— BEGIN Extracted data —
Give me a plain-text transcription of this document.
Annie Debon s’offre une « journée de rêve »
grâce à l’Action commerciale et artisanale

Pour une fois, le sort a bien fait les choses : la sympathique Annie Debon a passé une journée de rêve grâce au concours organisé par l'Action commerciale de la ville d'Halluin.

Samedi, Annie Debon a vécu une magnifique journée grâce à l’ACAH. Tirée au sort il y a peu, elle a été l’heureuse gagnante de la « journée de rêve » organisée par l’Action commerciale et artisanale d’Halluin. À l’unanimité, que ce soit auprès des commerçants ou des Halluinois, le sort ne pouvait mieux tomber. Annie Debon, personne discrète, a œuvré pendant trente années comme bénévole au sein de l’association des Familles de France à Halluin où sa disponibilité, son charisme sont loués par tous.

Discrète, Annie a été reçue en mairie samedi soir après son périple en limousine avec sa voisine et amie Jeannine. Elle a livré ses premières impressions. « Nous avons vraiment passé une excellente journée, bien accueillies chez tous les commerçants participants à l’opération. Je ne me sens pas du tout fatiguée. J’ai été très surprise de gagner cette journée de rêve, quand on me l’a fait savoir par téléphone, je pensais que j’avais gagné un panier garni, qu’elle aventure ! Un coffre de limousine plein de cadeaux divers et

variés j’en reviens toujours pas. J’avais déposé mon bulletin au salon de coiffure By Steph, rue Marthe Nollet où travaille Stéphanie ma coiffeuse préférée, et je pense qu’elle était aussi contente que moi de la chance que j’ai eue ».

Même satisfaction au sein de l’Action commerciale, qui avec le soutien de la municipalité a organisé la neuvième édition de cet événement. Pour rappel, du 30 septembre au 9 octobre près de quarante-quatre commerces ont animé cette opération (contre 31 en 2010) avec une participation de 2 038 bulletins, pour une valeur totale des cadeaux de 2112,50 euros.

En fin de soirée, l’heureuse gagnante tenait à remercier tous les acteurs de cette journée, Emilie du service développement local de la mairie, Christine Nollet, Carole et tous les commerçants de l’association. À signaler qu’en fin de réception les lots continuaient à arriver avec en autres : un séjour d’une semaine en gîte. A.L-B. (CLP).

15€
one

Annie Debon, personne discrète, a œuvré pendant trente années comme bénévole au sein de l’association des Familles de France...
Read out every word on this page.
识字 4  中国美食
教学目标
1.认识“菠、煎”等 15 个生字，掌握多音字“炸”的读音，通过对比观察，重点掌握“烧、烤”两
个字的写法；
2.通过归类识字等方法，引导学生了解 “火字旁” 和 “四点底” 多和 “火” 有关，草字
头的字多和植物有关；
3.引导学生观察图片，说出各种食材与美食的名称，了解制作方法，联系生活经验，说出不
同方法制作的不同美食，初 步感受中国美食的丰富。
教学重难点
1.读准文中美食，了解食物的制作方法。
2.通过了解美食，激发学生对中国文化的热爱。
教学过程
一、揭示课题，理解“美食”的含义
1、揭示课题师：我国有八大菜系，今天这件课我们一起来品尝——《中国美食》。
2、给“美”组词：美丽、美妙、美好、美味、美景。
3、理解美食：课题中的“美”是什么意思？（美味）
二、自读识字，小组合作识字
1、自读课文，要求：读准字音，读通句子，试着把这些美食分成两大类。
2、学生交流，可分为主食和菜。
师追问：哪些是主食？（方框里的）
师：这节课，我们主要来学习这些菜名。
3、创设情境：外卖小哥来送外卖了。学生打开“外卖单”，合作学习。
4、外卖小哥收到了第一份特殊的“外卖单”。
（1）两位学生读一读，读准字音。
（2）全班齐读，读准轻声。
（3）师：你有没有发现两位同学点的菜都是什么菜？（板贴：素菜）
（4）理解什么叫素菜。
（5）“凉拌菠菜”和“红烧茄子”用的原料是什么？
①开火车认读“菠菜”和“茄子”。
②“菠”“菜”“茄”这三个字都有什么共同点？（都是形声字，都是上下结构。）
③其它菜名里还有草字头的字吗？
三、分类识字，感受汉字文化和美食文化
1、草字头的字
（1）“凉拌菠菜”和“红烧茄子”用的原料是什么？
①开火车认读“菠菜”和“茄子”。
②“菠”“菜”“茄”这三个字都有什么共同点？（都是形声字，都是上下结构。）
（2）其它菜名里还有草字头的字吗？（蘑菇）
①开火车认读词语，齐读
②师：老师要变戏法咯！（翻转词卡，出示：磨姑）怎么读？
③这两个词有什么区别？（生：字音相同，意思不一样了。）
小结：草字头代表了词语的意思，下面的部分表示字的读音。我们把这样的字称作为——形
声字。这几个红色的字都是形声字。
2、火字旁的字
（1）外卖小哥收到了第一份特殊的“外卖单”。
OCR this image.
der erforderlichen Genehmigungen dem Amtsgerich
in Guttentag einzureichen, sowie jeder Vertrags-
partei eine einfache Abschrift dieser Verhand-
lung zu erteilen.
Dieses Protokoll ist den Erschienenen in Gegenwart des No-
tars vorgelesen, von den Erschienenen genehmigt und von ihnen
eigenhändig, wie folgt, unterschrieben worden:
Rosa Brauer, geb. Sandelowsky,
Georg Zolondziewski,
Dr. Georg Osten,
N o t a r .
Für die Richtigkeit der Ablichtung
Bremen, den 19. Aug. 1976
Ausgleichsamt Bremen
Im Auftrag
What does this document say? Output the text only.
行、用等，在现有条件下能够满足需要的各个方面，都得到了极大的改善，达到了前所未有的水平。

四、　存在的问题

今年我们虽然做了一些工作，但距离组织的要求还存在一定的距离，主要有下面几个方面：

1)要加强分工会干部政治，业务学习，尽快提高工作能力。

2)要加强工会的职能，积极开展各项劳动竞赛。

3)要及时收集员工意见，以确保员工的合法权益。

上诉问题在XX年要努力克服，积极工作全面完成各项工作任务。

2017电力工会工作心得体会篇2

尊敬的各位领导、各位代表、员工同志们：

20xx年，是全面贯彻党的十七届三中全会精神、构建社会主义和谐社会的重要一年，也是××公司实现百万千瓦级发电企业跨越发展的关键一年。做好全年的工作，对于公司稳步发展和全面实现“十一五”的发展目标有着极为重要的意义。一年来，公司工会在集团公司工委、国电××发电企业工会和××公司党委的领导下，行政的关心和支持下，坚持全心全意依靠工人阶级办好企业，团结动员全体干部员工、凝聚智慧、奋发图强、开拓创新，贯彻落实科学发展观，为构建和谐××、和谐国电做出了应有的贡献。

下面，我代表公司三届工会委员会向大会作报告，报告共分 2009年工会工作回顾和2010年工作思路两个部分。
— END Extracted data —
**Problem requirements:** In the listing above, locate each line with "凉拌菠菜" and copy it.

**Final answer:**
（5）“凉拌菠菜”和“红烧茄子”用的原料是什么？
（1）“凉拌菠菜”和“红烧茄子”用的原料是什么？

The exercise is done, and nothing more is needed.